------ GIVEN RECORDS ------
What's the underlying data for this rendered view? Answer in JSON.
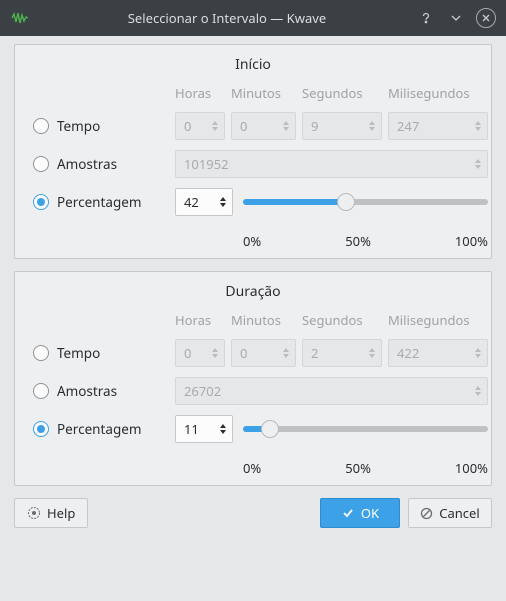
{
  "window": {
    "title": "Seleccionar o Intervalo — Kwave"
  },
  "columns": {
    "hours": "Horas",
    "minutes": "Minutos",
    "seconds": "Segundos",
    "milliseconds": "Milisegundos"
  },
  "options": {
    "time": "Tempo",
    "samples": "Amostras",
    "percentage": "Percentagem"
  },
  "start": {
    "title": "Início",
    "hours": "0",
    "minutes": "0",
    "seconds": "9",
    "milliseconds": "247",
    "samples": "101952",
    "percent": "42",
    "percent_num": 42
  },
  "duration": {
    "title": "Duração",
    "hours": "0",
    "minutes": "0",
    "seconds": "2",
    "milliseconds": "422",
    "samples": "26702",
    "percent": "11",
    "percent_num": 11
  },
  "ticks": {
    "t0": "0%",
    "t50": "50%",
    "t100": "100%"
  },
  "buttons": {
    "help": "Help",
    "ok": "OK",
    "cancel": "Cancel"
  }
}
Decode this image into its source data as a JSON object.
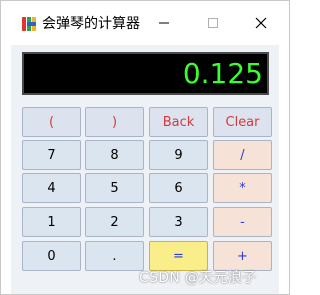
{
  "window": {
    "title": "会弹琴的计算器",
    "controls": {
      "minimize": "minimize",
      "maximize": "maximize",
      "close": "close"
    }
  },
  "display": {
    "value": "0.125"
  },
  "keys": {
    "row1": [
      "(",
      ")",
      "Back",
      "Clear"
    ],
    "row2": [
      "7",
      "8",
      "9",
      "/"
    ],
    "row3": [
      "4",
      "5",
      "6",
      "*"
    ],
    "row4": [
      "1",
      "2",
      "3",
      "-"
    ],
    "row5": [
      "0",
      ".",
      "=",
      "+"
    ]
  },
  "watermark": "CSDN @天元浪子",
  "colors": {
    "display_bg": "#000000",
    "display_text": "#39ff2e",
    "top_key_text": "#d23b3b",
    "operator_key_bg": "#f7e2d8",
    "operator_text": "#2b3bd9",
    "equals_key_bg": "#f9ee89",
    "number_key_bg": "#dbe5f0"
  }
}
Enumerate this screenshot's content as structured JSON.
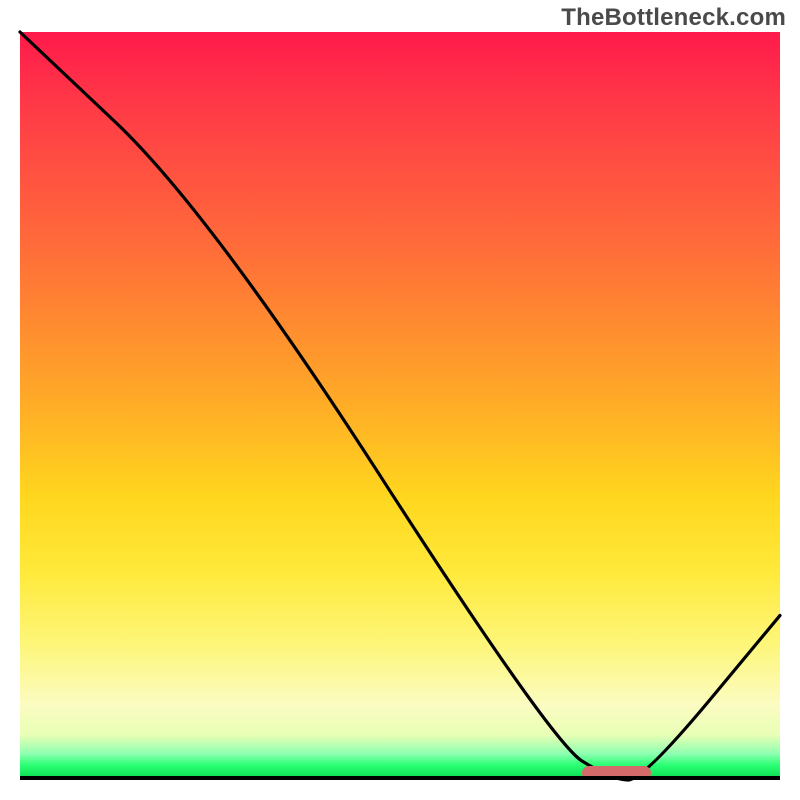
{
  "watermark": "TheBottleneck.com",
  "chart_data": {
    "type": "line",
    "title": "",
    "xlabel": "",
    "ylabel": "",
    "xlim": [
      0,
      100
    ],
    "ylim": [
      0,
      100
    ],
    "grid": false,
    "series": [
      {
        "name": "bottleneck-curve",
        "x": [
          0,
          25,
          70,
          78,
          82,
          100
        ],
        "values": [
          100,
          76,
          5,
          0,
          0,
          22
        ]
      }
    ],
    "annotations": [
      {
        "name": "valley-marker",
        "kind": "pill",
        "x_range": [
          74,
          83
        ],
        "y": 1,
        "color": "#d46a6a"
      }
    ],
    "background": {
      "kind": "vertical-gradient",
      "stops": [
        {
          "pos": 0,
          "color": "#ff1a4b"
        },
        {
          "pos": 0.28,
          "color": "#ff6a3a"
        },
        {
          "pos": 0.62,
          "color": "#ffd61e"
        },
        {
          "pos": 0.9,
          "color": "#fbfcc2"
        },
        {
          "pos": 1.0,
          "color": "#07d84e"
        }
      ]
    }
  }
}
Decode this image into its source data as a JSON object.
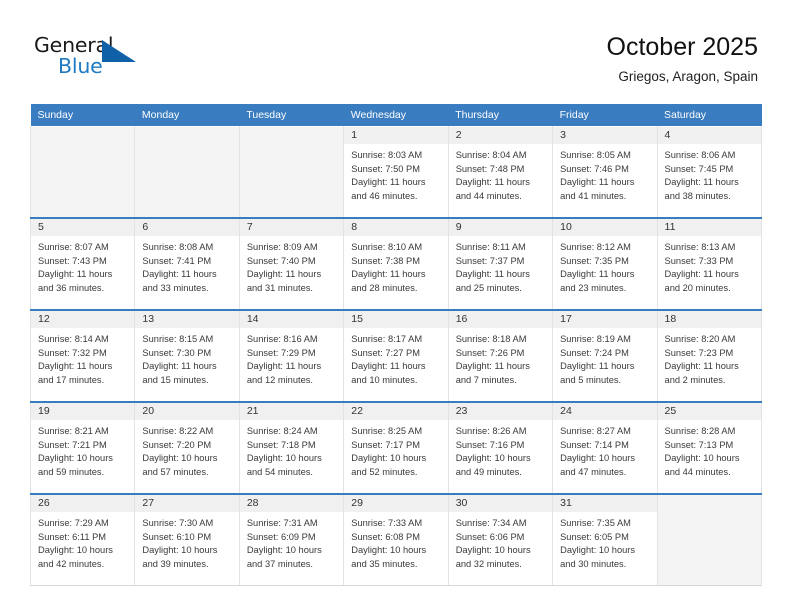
{
  "brand": {
    "name_top": "General",
    "name_bottom": "Blue",
    "accent_color": "#1f7bc4",
    "triangle_color": "#1060a8"
  },
  "header": {
    "title": "October 2025",
    "subtitle": "Griegos, Aragon, Spain"
  },
  "calendar": {
    "header_bg": "#3a7cc0",
    "weekday_headers": [
      "Sunday",
      "Monday",
      "Tuesday",
      "Wednesday",
      "Thursday",
      "Friday",
      "Saturday"
    ],
    "weeks": [
      [
        {
          "day": "",
          "empty": true
        },
        {
          "day": "",
          "empty": true
        },
        {
          "day": "",
          "empty": true
        },
        {
          "day": "1",
          "sunrise": "Sunrise: 8:03 AM",
          "sunset": "Sunset: 7:50 PM",
          "daylight_1": "Daylight: 11 hours",
          "daylight_2": "and 46 minutes."
        },
        {
          "day": "2",
          "sunrise": "Sunrise: 8:04 AM",
          "sunset": "Sunset: 7:48 PM",
          "daylight_1": "Daylight: 11 hours",
          "daylight_2": "and 44 minutes."
        },
        {
          "day": "3",
          "sunrise": "Sunrise: 8:05 AM",
          "sunset": "Sunset: 7:46 PM",
          "daylight_1": "Daylight: 11 hours",
          "daylight_2": "and 41 minutes."
        },
        {
          "day": "4",
          "sunrise": "Sunrise: 8:06 AM",
          "sunset": "Sunset: 7:45 PM",
          "daylight_1": "Daylight: 11 hours",
          "daylight_2": "and 38 minutes."
        }
      ],
      [
        {
          "day": "5",
          "sunrise": "Sunrise: 8:07 AM",
          "sunset": "Sunset: 7:43 PM",
          "daylight_1": "Daylight: 11 hours",
          "daylight_2": "and 36 minutes."
        },
        {
          "day": "6",
          "sunrise": "Sunrise: 8:08 AM",
          "sunset": "Sunset: 7:41 PM",
          "daylight_1": "Daylight: 11 hours",
          "daylight_2": "and 33 minutes."
        },
        {
          "day": "7",
          "sunrise": "Sunrise: 8:09 AM",
          "sunset": "Sunset: 7:40 PM",
          "daylight_1": "Daylight: 11 hours",
          "daylight_2": "and 31 minutes."
        },
        {
          "day": "8",
          "sunrise": "Sunrise: 8:10 AM",
          "sunset": "Sunset: 7:38 PM",
          "daylight_1": "Daylight: 11 hours",
          "daylight_2": "and 28 minutes."
        },
        {
          "day": "9",
          "sunrise": "Sunrise: 8:11 AM",
          "sunset": "Sunset: 7:37 PM",
          "daylight_1": "Daylight: 11 hours",
          "daylight_2": "and 25 minutes."
        },
        {
          "day": "10",
          "sunrise": "Sunrise: 8:12 AM",
          "sunset": "Sunset: 7:35 PM",
          "daylight_1": "Daylight: 11 hours",
          "daylight_2": "and 23 minutes."
        },
        {
          "day": "11",
          "sunrise": "Sunrise: 8:13 AM",
          "sunset": "Sunset: 7:33 PM",
          "daylight_1": "Daylight: 11 hours",
          "daylight_2": "and 20 minutes."
        }
      ],
      [
        {
          "day": "12",
          "sunrise": "Sunrise: 8:14 AM",
          "sunset": "Sunset: 7:32 PM",
          "daylight_1": "Daylight: 11 hours",
          "daylight_2": "and 17 minutes."
        },
        {
          "day": "13",
          "sunrise": "Sunrise: 8:15 AM",
          "sunset": "Sunset: 7:30 PM",
          "daylight_1": "Daylight: 11 hours",
          "daylight_2": "and 15 minutes."
        },
        {
          "day": "14",
          "sunrise": "Sunrise: 8:16 AM",
          "sunset": "Sunset: 7:29 PM",
          "daylight_1": "Daylight: 11 hours",
          "daylight_2": "and 12 minutes."
        },
        {
          "day": "15",
          "sunrise": "Sunrise: 8:17 AM",
          "sunset": "Sunset: 7:27 PM",
          "daylight_1": "Daylight: 11 hours",
          "daylight_2": "and 10 minutes."
        },
        {
          "day": "16",
          "sunrise": "Sunrise: 8:18 AM",
          "sunset": "Sunset: 7:26 PM",
          "daylight_1": "Daylight: 11 hours",
          "daylight_2": "and 7 minutes."
        },
        {
          "day": "17",
          "sunrise": "Sunrise: 8:19 AM",
          "sunset": "Sunset: 7:24 PM",
          "daylight_1": "Daylight: 11 hours",
          "daylight_2": "and 5 minutes."
        },
        {
          "day": "18",
          "sunrise": "Sunrise: 8:20 AM",
          "sunset": "Sunset: 7:23 PM",
          "daylight_1": "Daylight: 11 hours",
          "daylight_2": "and 2 minutes."
        }
      ],
      [
        {
          "day": "19",
          "sunrise": "Sunrise: 8:21 AM",
          "sunset": "Sunset: 7:21 PM",
          "daylight_1": "Daylight: 10 hours",
          "daylight_2": "and 59 minutes."
        },
        {
          "day": "20",
          "sunrise": "Sunrise: 8:22 AM",
          "sunset": "Sunset: 7:20 PM",
          "daylight_1": "Daylight: 10 hours",
          "daylight_2": "and 57 minutes."
        },
        {
          "day": "21",
          "sunrise": "Sunrise: 8:24 AM",
          "sunset": "Sunset: 7:18 PM",
          "daylight_1": "Daylight: 10 hours",
          "daylight_2": "and 54 minutes."
        },
        {
          "day": "22",
          "sunrise": "Sunrise: 8:25 AM",
          "sunset": "Sunset: 7:17 PM",
          "daylight_1": "Daylight: 10 hours",
          "daylight_2": "and 52 minutes."
        },
        {
          "day": "23",
          "sunrise": "Sunrise: 8:26 AM",
          "sunset": "Sunset: 7:16 PM",
          "daylight_1": "Daylight: 10 hours",
          "daylight_2": "and 49 minutes."
        },
        {
          "day": "24",
          "sunrise": "Sunrise: 8:27 AM",
          "sunset": "Sunset: 7:14 PM",
          "daylight_1": "Daylight: 10 hours",
          "daylight_2": "and 47 minutes."
        },
        {
          "day": "25",
          "sunrise": "Sunrise: 8:28 AM",
          "sunset": "Sunset: 7:13 PM",
          "daylight_1": "Daylight: 10 hours",
          "daylight_2": "and 44 minutes."
        }
      ],
      [
        {
          "day": "26",
          "sunrise": "Sunrise: 7:29 AM",
          "sunset": "Sunset: 6:11 PM",
          "daylight_1": "Daylight: 10 hours",
          "daylight_2": "and 42 minutes."
        },
        {
          "day": "27",
          "sunrise": "Sunrise: 7:30 AM",
          "sunset": "Sunset: 6:10 PM",
          "daylight_1": "Daylight: 10 hours",
          "daylight_2": "and 39 minutes."
        },
        {
          "day": "28",
          "sunrise": "Sunrise: 7:31 AM",
          "sunset": "Sunset: 6:09 PM",
          "daylight_1": "Daylight: 10 hours",
          "daylight_2": "and 37 minutes."
        },
        {
          "day": "29",
          "sunrise": "Sunrise: 7:33 AM",
          "sunset": "Sunset: 6:08 PM",
          "daylight_1": "Daylight: 10 hours",
          "daylight_2": "and 35 minutes."
        },
        {
          "day": "30",
          "sunrise": "Sunrise: 7:34 AM",
          "sunset": "Sunset: 6:06 PM",
          "daylight_1": "Daylight: 10 hours",
          "daylight_2": "and 32 minutes."
        },
        {
          "day": "31",
          "sunrise": "Sunrise: 7:35 AM",
          "sunset": "Sunset: 6:05 PM",
          "daylight_1": "Daylight: 10 hours",
          "daylight_2": "and 30 minutes."
        },
        {
          "day": "",
          "empty": true
        }
      ]
    ]
  }
}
------
- _WORK TO COMPLETE_: Pick out all lines from the data above in which the word "this" appears.

- _THE OUTPUT_:
What's the underlying data for this rendered view? Answer in JSON.
Decode this image into its source data as a JSON object.
Enumerate this screenshot's content as structured JSON.
Decode this image into its source data as a JSON object.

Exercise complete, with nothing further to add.